**Task statement**
Locate the string "participants" in the listing below. Copy every line where it is found.

**Material shown**
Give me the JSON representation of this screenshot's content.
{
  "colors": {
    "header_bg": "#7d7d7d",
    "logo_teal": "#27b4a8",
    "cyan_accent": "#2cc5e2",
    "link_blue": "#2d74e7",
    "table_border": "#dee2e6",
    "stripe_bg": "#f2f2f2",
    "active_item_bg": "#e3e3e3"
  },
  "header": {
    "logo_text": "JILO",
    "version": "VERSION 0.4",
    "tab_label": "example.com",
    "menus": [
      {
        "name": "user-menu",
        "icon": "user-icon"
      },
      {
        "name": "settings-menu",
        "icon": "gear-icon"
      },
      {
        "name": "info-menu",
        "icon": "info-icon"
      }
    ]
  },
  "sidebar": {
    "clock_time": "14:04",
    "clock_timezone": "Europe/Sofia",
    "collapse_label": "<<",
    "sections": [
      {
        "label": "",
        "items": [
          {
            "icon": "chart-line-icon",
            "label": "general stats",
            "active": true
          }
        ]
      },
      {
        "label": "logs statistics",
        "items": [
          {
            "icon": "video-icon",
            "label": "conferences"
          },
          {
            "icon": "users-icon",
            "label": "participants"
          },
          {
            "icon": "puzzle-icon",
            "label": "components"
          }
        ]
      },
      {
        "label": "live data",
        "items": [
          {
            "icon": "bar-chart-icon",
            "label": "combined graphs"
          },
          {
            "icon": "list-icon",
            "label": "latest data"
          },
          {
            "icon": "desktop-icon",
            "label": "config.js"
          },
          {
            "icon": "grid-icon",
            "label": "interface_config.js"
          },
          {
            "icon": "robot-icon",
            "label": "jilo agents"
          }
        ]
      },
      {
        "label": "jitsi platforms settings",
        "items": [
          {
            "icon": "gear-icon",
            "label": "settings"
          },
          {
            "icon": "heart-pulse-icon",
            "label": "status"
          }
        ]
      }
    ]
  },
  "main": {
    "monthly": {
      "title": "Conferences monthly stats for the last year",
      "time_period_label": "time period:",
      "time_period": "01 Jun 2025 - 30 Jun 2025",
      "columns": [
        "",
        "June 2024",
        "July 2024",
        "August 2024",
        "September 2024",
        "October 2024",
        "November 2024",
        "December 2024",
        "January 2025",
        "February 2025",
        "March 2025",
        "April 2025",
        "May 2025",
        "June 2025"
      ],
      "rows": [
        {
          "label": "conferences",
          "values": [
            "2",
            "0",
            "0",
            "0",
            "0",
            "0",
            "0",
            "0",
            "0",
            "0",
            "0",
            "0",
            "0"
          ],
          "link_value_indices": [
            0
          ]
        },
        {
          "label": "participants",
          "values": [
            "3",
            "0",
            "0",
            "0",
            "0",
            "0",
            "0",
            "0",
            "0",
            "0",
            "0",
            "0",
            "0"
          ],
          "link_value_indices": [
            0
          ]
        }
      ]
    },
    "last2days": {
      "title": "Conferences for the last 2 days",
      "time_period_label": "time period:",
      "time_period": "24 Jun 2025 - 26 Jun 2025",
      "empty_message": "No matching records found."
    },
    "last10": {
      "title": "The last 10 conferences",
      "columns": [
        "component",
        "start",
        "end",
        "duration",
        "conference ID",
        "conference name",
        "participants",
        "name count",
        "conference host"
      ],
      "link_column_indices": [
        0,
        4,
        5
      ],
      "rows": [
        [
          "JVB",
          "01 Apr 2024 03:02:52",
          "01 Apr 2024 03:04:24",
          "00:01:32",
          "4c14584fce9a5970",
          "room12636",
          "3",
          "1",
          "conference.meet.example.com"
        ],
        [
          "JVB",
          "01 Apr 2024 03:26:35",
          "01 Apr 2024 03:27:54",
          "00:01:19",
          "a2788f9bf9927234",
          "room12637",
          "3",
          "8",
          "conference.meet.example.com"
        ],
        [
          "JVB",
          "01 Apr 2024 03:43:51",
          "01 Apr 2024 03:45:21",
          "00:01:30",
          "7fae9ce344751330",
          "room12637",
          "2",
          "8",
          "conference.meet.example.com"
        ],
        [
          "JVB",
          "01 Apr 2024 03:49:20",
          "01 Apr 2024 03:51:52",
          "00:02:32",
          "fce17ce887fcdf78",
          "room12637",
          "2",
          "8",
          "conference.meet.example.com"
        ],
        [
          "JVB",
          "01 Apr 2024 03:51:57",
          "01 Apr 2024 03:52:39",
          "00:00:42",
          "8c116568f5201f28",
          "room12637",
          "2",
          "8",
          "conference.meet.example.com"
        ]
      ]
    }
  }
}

**Complete output**
            "label": "participants"
          "label": "participants",
        "participants",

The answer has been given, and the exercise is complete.